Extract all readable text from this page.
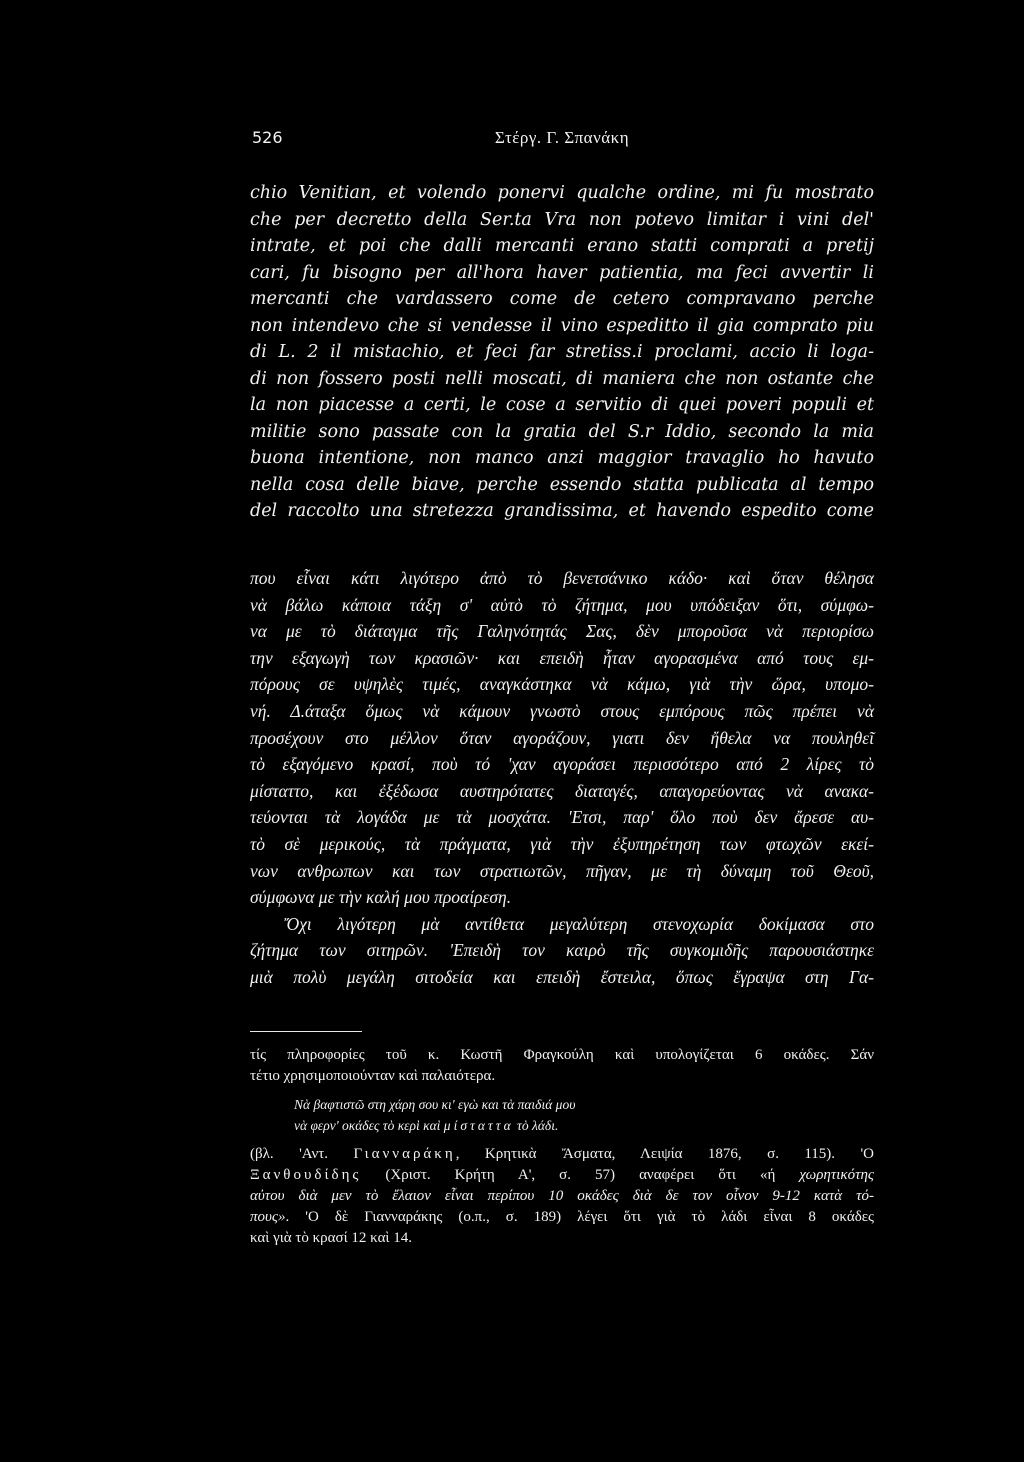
526	Στέργ. Γ. Σπανάκη
chio Venitian, et volendo ponervi qualche ordine, mi fu mostrato
che per decretto della Ser.ta Vra non potevo limitar i vini del'
intrate, et poi che dalli mercanti erano statti comprati a pretij
cari, fu bisogno per all'hora haver patientia, ma feci avvertir li
mercanti che vardassero come de cetero compravano perche
non intendevo che si vendesse il vino espeditto il gia comprato piu
di L. 2 il mistachio, et feci far stretiss.i proclami, accio li loga-
di non fossero posti nelli moscati, di maniera che non ostante che
la non piacesse a certi, le cose a servitio di quei poveri populi et
militie sono passate con la gratia del S.r Iddio, secondo la mia
buona intentione, non manco anzi maggior travaglio ho havuto
nella cosa delle biave, perche essendo statta publicata al tempo
del raccolto una stretezza grandissima, et havendo espedito come
που εἶναι κάτι λιγότερο ἀπὸ τὸ βενετσάνικο κάδο· καὶ ὅταν θέλησα
νὰ βάλω κάποια τάξη σ' αὐτὸ τὸ ζήτημα, μου υπόδειξαν ὅτι, σύμφω-
να με τὸ διάταγμα τῆς Γαληνότητάς Σας, δὲν μποροῦσα νὰ περιορίσω
την εξαγωγὴ των κρασιῶν· και επειδὴ ἦταν αγορασμένα από τους εμ-
πόρους σε υψηλὲς τιμές, αναγκάστηκα νὰ κάμω, γιὰ τὴν ὥρα, υπομο-
νή. Δ.άταξα ὅμως νὰ κάμουν γνωστὸ στους εμπόρους πῶς πρέπει νὰ
προσέχουν στο μέλλον ὅταν αγοράζουν, γιατι δεν ἤθελα να πουληθεῖ
τὸ εξαγόμενο κρασί, ποὺ τό 'χαν αγοράσει περισσότερο από 2 λίρες τὸ
μίσταττο, και ἐξέδωσα αυστηρότατες διαταγές, απαγορεύοντας νὰ ανακα-
τεύονται τὰ λογάδα με τὰ μοσχάτα. 'Ετσι, παρ' ὅλο ποὺ δεν ἄρεσε αυ-
τὸ σὲ μερικούς, τὰ πράγματα, γιὰ τὴν ἐξυπηρέτηση των φτωχῶν εκεί-
νων ανθρωπων και των στρατιωτῶν, πῆγαν, με τὴ δύναμη τοῦ Θεοῦ,
σύμφωνα με τὴν καλή μου προαίρεση.
Ὄχι λιγότερη μὰ αντίθετα μεγαλύτερη στενοχωρία δοκίμασα στο
ζήτημα των σιτηρῶν. 'Επειδὴ τον καιρὸ τῆς συγκομιδῆς παρουσιάστηκε
μιὰ πολὺ μεγάλη σιτοδεία και επειδὴ ἔστειλα, ὅπως ἔγραψα στη Γα-
τίς πληροφορίες τοῦ κ. Κωστῆ Φραγκούλη καὶ υπολογίζεται 6 οκάδες. Σάν
τέτιο χρησιμοποιούνταν καὶ παλαιότερα.
Νὰ βαφτιστῶ στη χάρη σου κι' εγὼ και τὰ παιδιά μου
νὰ φερν' οκάδες τὸ κερὶ καὶ μίσταττα τὸ λάδι.
(βλ. 'Αντ. Γιανναράκη, Κρητικὰ Ἄσματα, Λειψία 1876, σ. 115). 'Ο
Ξανθουδίδης (Χριστ. Κρήτη Α', σ. 57) αναφέρει ὅτι «ή χωρητικότης
αὐτου διὰ μεν τὸ ἔλαιον εἶναι περίπου 10 οκάδες διὰ δε τον οἶνον 9-12 κατὰ τό-
πους». 'Ο δὲ Γιανναράκης (ο.π., σ. 189) λέγει ὅτι γιὰ τὸ λάδι εἶναι 8 οκάδες
καὶ γιὰ τὸ κρασί 12 καὶ 14.
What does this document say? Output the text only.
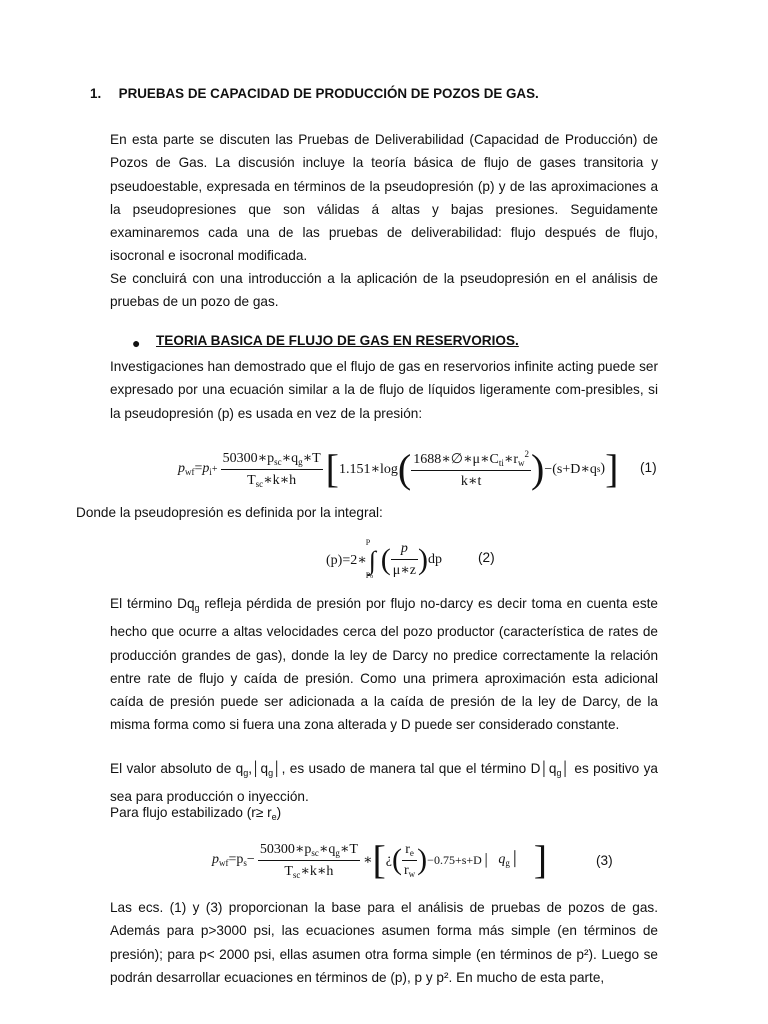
1. PRUEBAS DE CAPACIDAD DE PRODUCCIÓN DE POZOS DE GAS.

En esta parte se discuten las Pruebas de Deliverabilidad (Capacidad de Producción) de Pozos de Gas. La discusión incluye la teoría básica de flujo de gases transitoria y pseudoestable, expresada en términos de la pseudopresión (p) y de las aproximaciones a la pseudopresiones que son válidas á altas y bajas presiones. Seguidamente examinaremos cada una de las pruebas de deliverabilidad: flujo después de flujo, isocronal e isocronal modificada.

Se concluirá con una introducción a la aplicación de la pseudopresión en el análisis de pruebas de un pozo de gas.

● TEORIA BASICA DE FLUJO DE GAS EN RESERVORIOS.

Investigaciones han demostrado que el flujo de gas en reservorios infinite acting puede ser expresado por una ecuación similar a la de flujo de líquidos ligeramente com-presibles, si la pseudopresión (p) es usada en vez de la presión:

$p_{wf} = p_i + \frac{50300∗p_{sc}∗q_g∗T}{T_{sc}∗k∗h}$ [ 1.151∗log ( $\frac{1688∗\emptyset∗\mu∗C_{ti}∗r_w^2}{k∗t}$ ) −(s+D∗q s ) ] (1)
Donde la pseudopresión es definida por la integral:
(p)=2∗ ∫
P
Po
( $\frac{p}{\mu∗z}$ ) dp	(2)

El término $Dq_g$ refleja pérdida de presión por flujo no-darcy es decir toma en cuenta este hecho que ocurre a altas velocidades cerca del pozo productor (característica de rates de producción grandes de gas), donde la ley de Darcy no predice correctamente la relación entre rate de flujo y caída de presión. Como una primera aproximación esta adicional caída de presión puede ser adicionada a la caída de presión de la ley de Darcy, de la misma forma como si fuera una zona alterada y D puede ser considerado constante.

El valor absoluto de $q_g,│q_g│$, es usado de manera tal que el término $D│q_g│$ es positivo ya sea para producción o inyección.

Para flujo estabilizado $(r\ge r_e)$
$p_{wf} =p_s - \frac{50300∗p_{sc}∗q_g∗T}{T_{sc}∗k∗h}$ ∗ [ ¿ ( $\frac{r_e}{r_w}$ ) −0.75+s+D│ $q_g│$ ]	(3)

Las ecs. (1) y (3) proporcionan la base para el análisis de pruebas de pozos de gas. Además para p>3000 psi, las ecuaciones asumen forma más simple (en términos de presión); para p< 2000 psi, ellas asumen otra forma simple (en términos de p²). Luego se podrán desarrollar ecuaciones en términos de (p), p y p². En mucho de esta parte,
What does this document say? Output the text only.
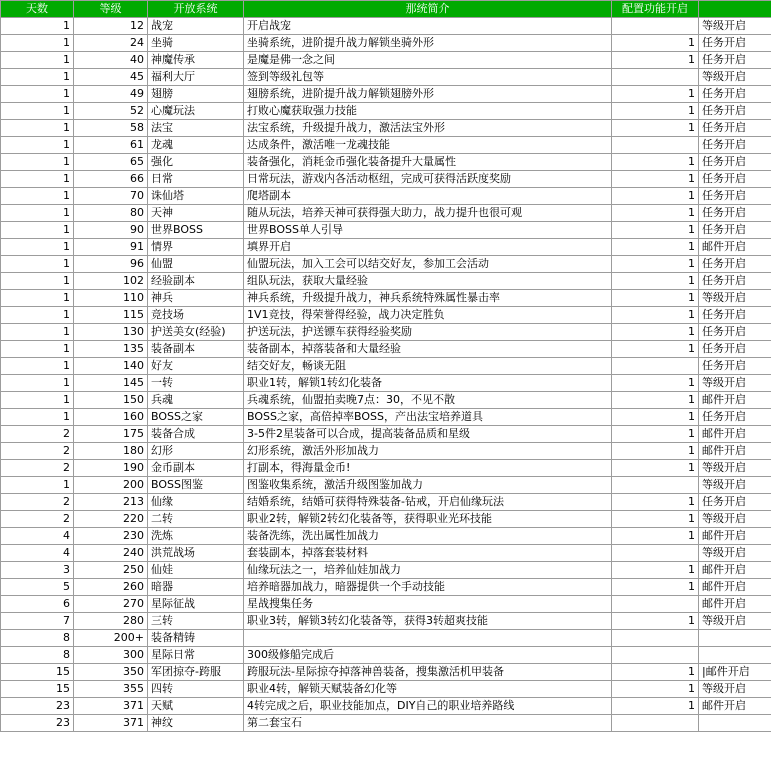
天数	等级	开放系统	那统简介	配置功能开启	
1	12	战宠	开启战宠		等级开启
1	24	坐骑	坐骑系统，进阶提升战力解锁坐骑外形	1	任务开启
1	40	神魔传承	是魔是佛一念之间	1	任务开启
1	45	福利大厅	签到等级礼包等		等级开启
1	49	翅膀	翅膀系统，进阶提升战力解锁翅膀外形	1	任务开启
1	52	心魔玩法	打败心魔获取强力技能	1	任务开启
1	58	法宝	法宝系统，升级提升战力，激活法宝外形	1	任务开启
1	61	龙魂	达成条件，激活唯一龙魂技能		任务开启
1	65	强化	装备强化，消耗金币强化装备提升大量属性	1	任务开启
1	66	日常	日常玩法，游戏内各活动枢纽，完成可获得活跃度奖励	1	任务开启
1	70	诛仙塔	爬塔副本	1	任务开启
1	80	天神	随从玩法，培养天神可获得强大助力，战力提升也很可观	1	任务开启
1	90	世界BOSS	世界BOSS单人引导	1	任务开启
1	91	情界	填界开启	1	邮件开启
1	96	仙盟	仙盟玩法，加入工会可以结交好友，参加工会活动	1	任务开启
1	102	经验副本	组队玩法，获取大量经验	1	任务开启
1	110	神兵	神兵系统，升级提升战力，神兵系统特殊属性暴击率	1	等级开启
1	115	竞技场	1V1竞技，得荣誉得经验，战力决定胜负	1	任务开启
1	130	护送美女(经验)	护送玩法，护送镖车获得经验奖励	1	任务开启
1	135	装备副本	装备副本，掉落装备和大量经验	1	任务开启
1	140	好友	结交好友，畅谈无阻		任务开启
1	145	一转	职业1转，解锁1转幻化装备	1	等级开启
1	150	兵魂	兵魂系统，仙盟拍卖晚7点：30，不见不散	1	邮件开启
1	160	BOSS之家	BOSS之家，高倍掉率BOSS，产出法宝培养道具	1	任务开启
2	175	装备合成	3-5件2星装备可以合成，提高装备品质和星级	1	邮件开启
2	180	幻形	幻形系统，激活外形加战力	1	邮件开启
2	190	金币副本	打副本，得海量金币!	1	等级开启
1	200	BOSS图鉴	图鉴收集系统，激活升级图鉴加战力		等级开启
2	213	仙缘	结婚系统，结婚可获得特殊装备-钻戒，开启仙缘玩法	1	任务开启
2	220	二转	职业2转，解锁2转幻化装备等，获得职业光环技能	1	等级开启
4	230	洗炼	装备洗练，洗出属性加战力	1	邮件开启
4	240	洪荒战场	套装副本，掉落套装材料		等级开启
3	250	仙娃	仙缘玩法之一，培养仙娃加战力	1	邮件开启
5	260	暗器	培养暗器加战力，暗器提供一个手动技能	1	邮件开启
6	270	星际征战	星战搜集任务		邮件开启
7	280	三转	职业3转，解锁3转幻化装备等，获得3转超爽技能	1	等级开启
8	200+	装备精铸			
8	300	星际日常	300级修船完成后		
15	350	军团掠夺-跨服	跨服玩法-星际掠夺掉落神兽装备，搜集激活机甲装备	1	|邮件开启
15	355	四转	职业4转，解锁天赋装备幻化等	1	等级开启
23	371	天赋	4转完成之后，职业技能加点，DIY自己的职业培养路线	1	邮件开启
23	371	神纹	第二套宝石		
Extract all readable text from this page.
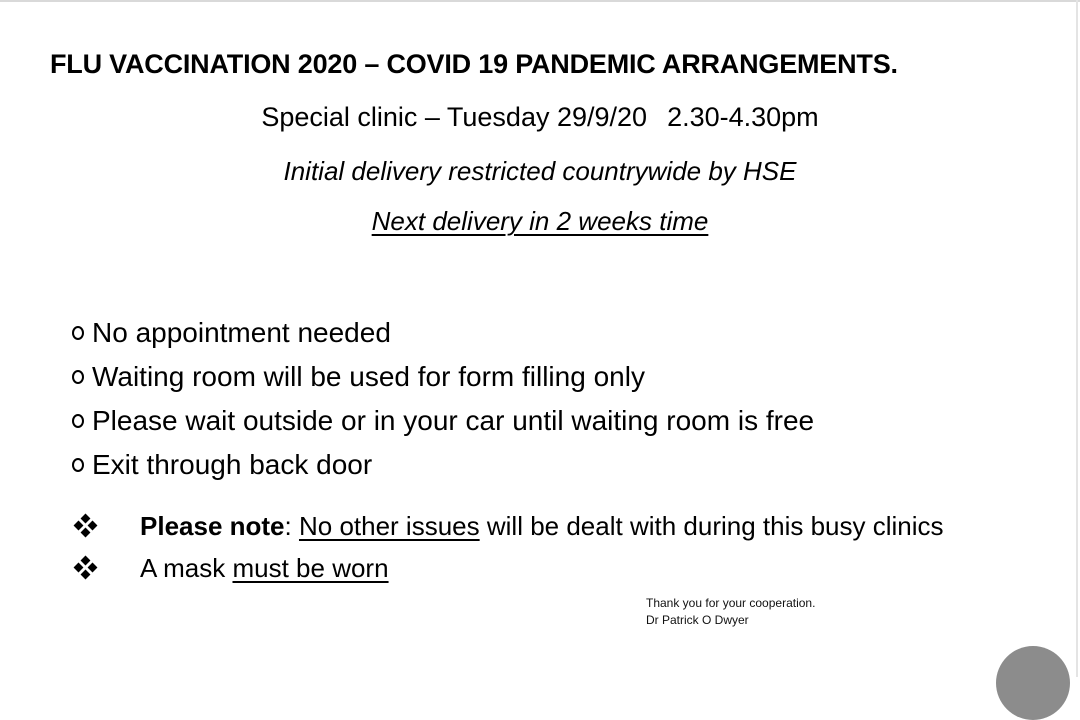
FLU VACCINATION 2020 – COVID 19 PANDEMIC ARRANGEMENTS.
Special clinic – Tuesday 29/9/20 2.30-4.30pm
Initial delivery restricted countrywide by HSE
Next delivery in 2 weeks time
No appointment needed
Waiting room will be used for form filling only
Please wait outside or in your car until waiting room is free
Exit through back door
Please note :
No other issues
will be dealt with during this busy clinics
A mask
must be worn
Thank you for your cooperation.
Dr Patrick O Dwyer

=====

SHORT TASK: Return every line from the records above that holds the word "will".

EXERCISE RESULT:
Waiting room will be used for form filling only
will be dealt with during this busy clinics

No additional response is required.